/---
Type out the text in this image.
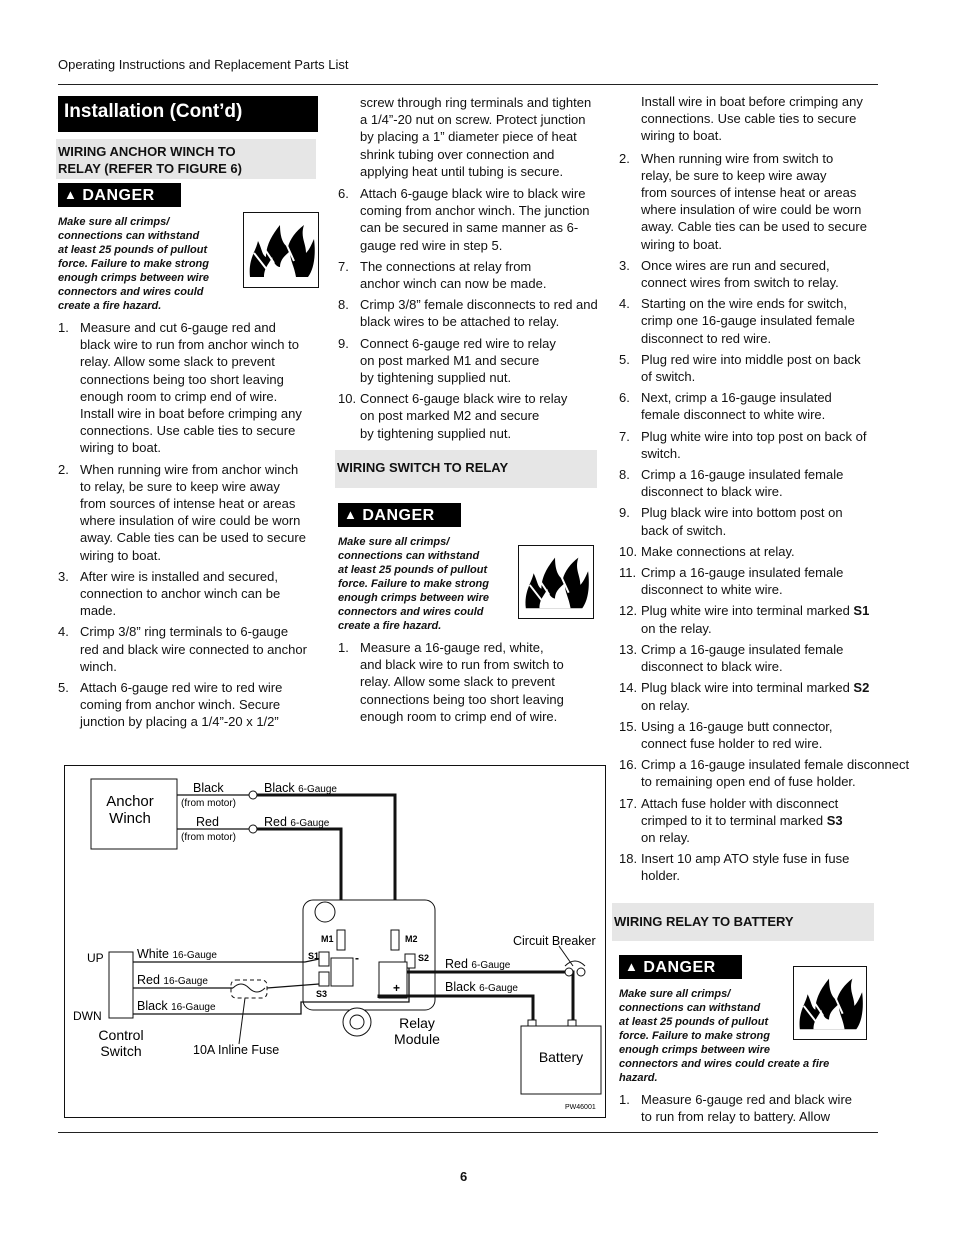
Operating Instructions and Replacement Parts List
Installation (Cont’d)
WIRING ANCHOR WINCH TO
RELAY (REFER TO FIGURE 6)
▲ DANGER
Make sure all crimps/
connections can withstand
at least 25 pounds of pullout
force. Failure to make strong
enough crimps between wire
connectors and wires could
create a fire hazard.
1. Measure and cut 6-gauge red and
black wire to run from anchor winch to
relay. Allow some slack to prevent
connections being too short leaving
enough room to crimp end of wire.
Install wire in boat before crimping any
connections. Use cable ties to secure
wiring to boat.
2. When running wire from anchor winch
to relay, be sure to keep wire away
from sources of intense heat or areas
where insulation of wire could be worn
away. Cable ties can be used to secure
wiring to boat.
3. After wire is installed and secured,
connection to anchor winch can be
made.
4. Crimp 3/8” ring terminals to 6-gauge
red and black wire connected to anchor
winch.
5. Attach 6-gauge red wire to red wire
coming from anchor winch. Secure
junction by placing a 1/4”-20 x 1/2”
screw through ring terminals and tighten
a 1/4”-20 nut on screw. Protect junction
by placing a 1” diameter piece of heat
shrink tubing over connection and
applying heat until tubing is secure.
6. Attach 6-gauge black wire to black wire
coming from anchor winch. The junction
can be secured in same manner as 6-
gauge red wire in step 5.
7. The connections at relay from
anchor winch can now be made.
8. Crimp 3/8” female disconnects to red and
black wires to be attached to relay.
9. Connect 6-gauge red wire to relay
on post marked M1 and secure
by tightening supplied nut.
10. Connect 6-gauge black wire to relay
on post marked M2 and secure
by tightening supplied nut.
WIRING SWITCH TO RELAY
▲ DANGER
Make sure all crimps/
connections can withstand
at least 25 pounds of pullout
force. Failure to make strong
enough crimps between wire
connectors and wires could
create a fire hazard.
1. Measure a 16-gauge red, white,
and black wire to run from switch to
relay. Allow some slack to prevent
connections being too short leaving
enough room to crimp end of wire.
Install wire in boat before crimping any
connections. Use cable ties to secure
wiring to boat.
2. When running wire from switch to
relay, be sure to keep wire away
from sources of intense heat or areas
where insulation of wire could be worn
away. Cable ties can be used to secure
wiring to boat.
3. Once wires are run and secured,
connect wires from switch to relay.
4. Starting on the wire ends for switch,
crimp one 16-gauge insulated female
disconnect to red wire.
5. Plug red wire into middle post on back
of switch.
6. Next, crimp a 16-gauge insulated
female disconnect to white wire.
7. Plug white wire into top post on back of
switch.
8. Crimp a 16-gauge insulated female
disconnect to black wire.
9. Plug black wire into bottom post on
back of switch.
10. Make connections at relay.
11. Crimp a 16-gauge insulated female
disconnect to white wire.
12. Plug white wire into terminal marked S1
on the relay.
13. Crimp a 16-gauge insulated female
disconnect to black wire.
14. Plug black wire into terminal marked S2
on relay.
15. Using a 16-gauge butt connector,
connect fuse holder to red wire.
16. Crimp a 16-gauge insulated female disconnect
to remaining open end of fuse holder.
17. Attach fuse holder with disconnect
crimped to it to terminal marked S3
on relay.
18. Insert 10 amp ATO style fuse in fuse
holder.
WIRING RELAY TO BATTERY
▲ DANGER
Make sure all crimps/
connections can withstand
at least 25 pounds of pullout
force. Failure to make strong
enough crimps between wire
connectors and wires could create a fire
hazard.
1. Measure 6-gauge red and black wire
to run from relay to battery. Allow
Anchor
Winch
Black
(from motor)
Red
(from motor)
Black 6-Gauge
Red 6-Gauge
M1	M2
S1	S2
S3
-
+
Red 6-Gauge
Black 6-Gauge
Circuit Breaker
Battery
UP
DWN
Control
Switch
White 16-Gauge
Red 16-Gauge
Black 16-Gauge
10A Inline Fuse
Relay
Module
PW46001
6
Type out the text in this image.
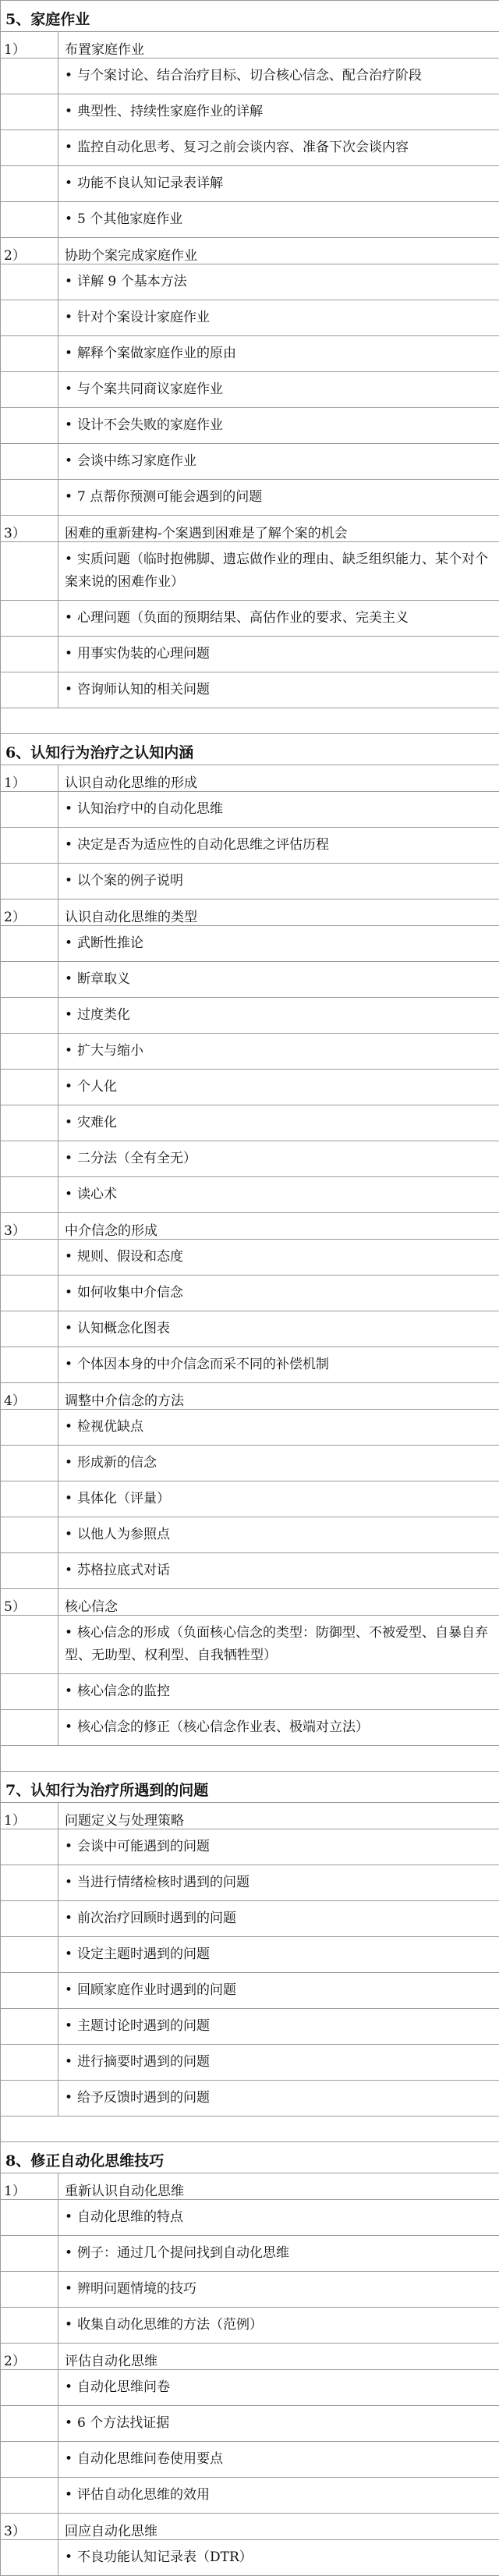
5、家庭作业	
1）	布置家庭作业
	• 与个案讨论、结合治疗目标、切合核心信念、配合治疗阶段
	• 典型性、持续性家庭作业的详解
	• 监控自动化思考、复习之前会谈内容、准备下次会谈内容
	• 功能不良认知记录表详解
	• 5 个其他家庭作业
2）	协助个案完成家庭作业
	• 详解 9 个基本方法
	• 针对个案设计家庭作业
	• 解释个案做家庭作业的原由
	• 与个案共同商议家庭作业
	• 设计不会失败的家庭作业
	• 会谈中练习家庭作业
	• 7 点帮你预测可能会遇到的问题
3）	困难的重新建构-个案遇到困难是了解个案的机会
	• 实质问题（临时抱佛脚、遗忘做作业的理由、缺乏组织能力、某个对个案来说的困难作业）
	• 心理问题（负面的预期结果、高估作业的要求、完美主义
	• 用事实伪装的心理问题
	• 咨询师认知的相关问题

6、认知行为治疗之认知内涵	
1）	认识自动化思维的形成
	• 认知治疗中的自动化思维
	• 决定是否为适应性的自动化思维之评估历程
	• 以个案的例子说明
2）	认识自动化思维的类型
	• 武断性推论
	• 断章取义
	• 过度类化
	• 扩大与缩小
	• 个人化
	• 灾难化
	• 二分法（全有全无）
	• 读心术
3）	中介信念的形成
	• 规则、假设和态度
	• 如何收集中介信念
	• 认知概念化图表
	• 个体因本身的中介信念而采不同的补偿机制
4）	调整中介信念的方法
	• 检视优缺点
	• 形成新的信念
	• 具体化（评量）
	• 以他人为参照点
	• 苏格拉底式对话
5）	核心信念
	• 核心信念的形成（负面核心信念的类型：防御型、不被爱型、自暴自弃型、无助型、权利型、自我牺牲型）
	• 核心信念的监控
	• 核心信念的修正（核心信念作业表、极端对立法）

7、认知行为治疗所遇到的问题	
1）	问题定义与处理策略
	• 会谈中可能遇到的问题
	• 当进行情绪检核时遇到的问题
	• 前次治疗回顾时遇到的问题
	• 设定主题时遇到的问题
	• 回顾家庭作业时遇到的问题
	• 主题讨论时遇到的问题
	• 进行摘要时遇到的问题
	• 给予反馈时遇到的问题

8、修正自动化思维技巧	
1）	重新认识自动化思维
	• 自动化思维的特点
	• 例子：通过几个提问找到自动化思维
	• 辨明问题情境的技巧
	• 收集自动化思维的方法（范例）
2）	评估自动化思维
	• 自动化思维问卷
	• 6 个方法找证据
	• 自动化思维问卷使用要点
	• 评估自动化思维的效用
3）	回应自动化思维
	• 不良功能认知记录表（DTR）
\---
■ **Goal**: Restate the records word for word, omitting images.

■ **Task answer**:
Type out the text in this image.
Operating Instructions and Replacement Parts List
Installation (Cont’d)
WIRING ANCHOR WINCH TO
RELAY (REFER TO FIGURE 6)
▲ DANGER
Make sure all crimps/
connections can withstand
at least 25 pounds of pullout
force. Failure to make strong
enough crimps between wire
connectors and wires could
create a fire hazard.
1. Measure and cut 6-gauge red and
black wire to run from anchor winch to
relay. Allow some slack to prevent
connections being too short leaving
enough room to crimp end of wire.
Install wire in boat before crimping any
connections. Use cable ties to secure
wiring to boat.
2. When running wire from anchor winch
to relay, be sure to keep wire away
from sources of intense heat or areas
where insulation of wire could be worn
away. Cable ties can be used to secure
wiring to boat.
3. After wire is installed and secured,
connection to anchor winch can be
made.
4. Crimp 3/8” ring terminals to 6-gauge
red and black wire connected to anchor
winch.
5. Attach 6-gauge red wire to red wire
coming from anchor winch. Secure
junction by placing a 1/4”-20 x 1/2”
screw through ring terminals and tighten
a 1/4”-20 nut on screw. Protect junction
by placing a 1” diameter piece of heat
shrink tubing over connection and
applying heat until tubing is secure.
6. Attach 6-gauge black wire to black wire
coming from anchor winch. The junction
can be secured in same manner as 6-
gauge red wire in step 5.
7. The connections at relay from
anchor winch can now be made.
8. Crimp 3/8” female disconnects to red and
black wires to be attached to relay.
9. Connect 6-gauge red wire to relay
on post marked M1 and secure
by tightening supplied nut.
10. Connect 6-gauge black wire to relay
on post marked M2 and secure
by tightening supplied nut.
WIRING SWITCH TO RELAY
▲ DANGER
Make sure all crimps/
connections can withstand
at least 25 pounds of pullout
force. Failure to make strong
enough crimps between wire
connectors and wires could
create a fire hazard.
1. Measure a 16-gauge red, white,
and black wire to run from switch to
relay. Allow some slack to prevent
connections being too short leaving
enough room to crimp end of wire.
Install wire in boat before crimping any
connections. Use cable ties to secure
wiring to boat.
2. When running wire from switch to
relay, be sure to keep wire away
from sources of intense heat or areas
where insulation of wire could be worn
away. Cable ties can be used to secure
wiring to boat.
3. Once wires are run and secured,
connect wires from switch to relay.
4. Starting on the wire ends for switch,
crimp one 16-gauge insulated female
disconnect to red wire.
5. Plug red wire into middle post on back
of switch.
6. Next, crimp a 16-gauge insulated
female disconnect to white wire.
7. Plug white wire into top post on back of
switch.
8. Crimp a 16-gauge insulated female
disconnect to black wire.
9. Plug black wire into bottom post on
back of switch.
10. Make connections at relay.
11. Crimp a 16-gauge insulated female
disconnect to white wire.
12. Plug white wire into terminal marked S1
on the relay.
13. Crimp a 16-gauge insulated female
disconnect to black wire.
14. Plug black wire into terminal marked S2
on relay.
15. Using a 16-gauge butt connector,
connect fuse holder to red wire.
16. Crimp a 16-gauge insulated female disconnect
to remaining open end of fuse holder.
17. Attach fuse holder with disconnect
crimped to it to terminal marked S3
on relay.
18. Insert 10 amp ATO style fuse in fuse
holder.
WIRING RELAY TO BATTERY
▲ DANGER
Make sure all crimps/
connections can withstand
at least 25 pounds of pullout
force. Failure to make strong
enough crimps between wire
connectors and wires could create a fire
hazard.
1. Measure 6-gauge red and black wire
to run from relay to battery. Allow
Anchor
Winch
Black
(from motor)
Red
(from motor)
Black 6-Gauge
Red 6-Gauge
M1	M2
S1	S2
S3
-
+
Red 6-Gauge
Black 6-Gauge
Circuit Breaker
Battery
UP
DWN
Control
Switch
White 16-Gauge
Red 16-Gauge
Black 16-Gauge
10A Inline Fuse
Relay
Module
PW46001
6
Type out the text in this image.
5、家庭作业	
1）	布置家庭作业
	• 与个案讨论、结合治疗目标、切合核心信念、配合治疗阶段
	• 典型性、持续性家庭作业的详解
	• 监控自动化思考、复习之前会谈内容、准备下次会谈内容
	• 功能不良认知记录表详解
	• 5 个其他家庭作业
2）	协助个案完成家庭作业
	• 详解 9 个基本方法
	• 针对个案设计家庭作业
	• 解释个案做家庭作业的原由
	• 与个案共同商议家庭作业
	• 设计不会失败的家庭作业
	• 会谈中练习家庭作业
	• 7 点帮你预测可能会遇到的问题
3）	困难的重新建构-个案遇到困难是了解个案的机会
	• 实质问题（临时抱佛脚、遗忘做作业的理由、缺乏组织能力、某个对个案来说的困难作业）
	• 心理问题（负面的预期结果、高估作业的要求、完美主义
	• 用事实伪装的心理问题
	• 咨询师认知的相关问题

6、认知行为治疗之认知内涵	
1）	认识自动化思维的形成
	• 认知治疗中的自动化思维
	• 决定是否为适应性的自动化思维之评估历程
	• 以个案的例子说明
2）	认识自动化思维的类型
	• 武断性推论
	• 断章取义
	• 过度类化
	• 扩大与缩小
	• 个人化
	• 灾难化
	• 二分法（全有全无）
	• 读心术
3）	中介信念的形成
	• 规则、假设和态度
	• 如何收集中介信念
	• 认知概念化图表
	• 个体因本身的中介信念而采不同的补偿机制
4）	调整中介信念的方法
	• 检视优缺点
	• 形成新的信念
	• 具体化（评量）
	• 以他人为参照点
	• 苏格拉底式对话
5）	核心信念
	• 核心信念的形成（负面核心信念的类型：防御型、不被爱型、自暴自弃型、无助型、权利型、自我牺牲型）
	• 核心信念的监控
	• 核心信念的修正（核心信念作业表、极端对立法）

7、认知行为治疗所遇到的问题	
1）	问题定义与处理策略
	• 会谈中可能遇到的问题
	• 当进行情绪检核时遇到的问题
	• 前次治疗回顾时遇到的问题
	• 设定主题时遇到的问题
	• 回顾家庭作业时遇到的问题
	• 主题讨论时遇到的问题
	• 进行摘要时遇到的问题
	• 给予反馈时遇到的问题

8、修正自动化思维技巧	
1）	重新认识自动化思维
	• 自动化思维的特点
	• 例子：通过几个提问找到自动化思维
	• 辨明问题情境的技巧
	• 收集自动化思维的方法（范例）
2）	评估自动化思维
	• 自动化思维问卷
	• 6 个方法找证据
	• 自动化思维问卷使用要点
	• 评估自动化思维的效用
3）	回应自动化思维
	• 不良功能认知记录表（DTR）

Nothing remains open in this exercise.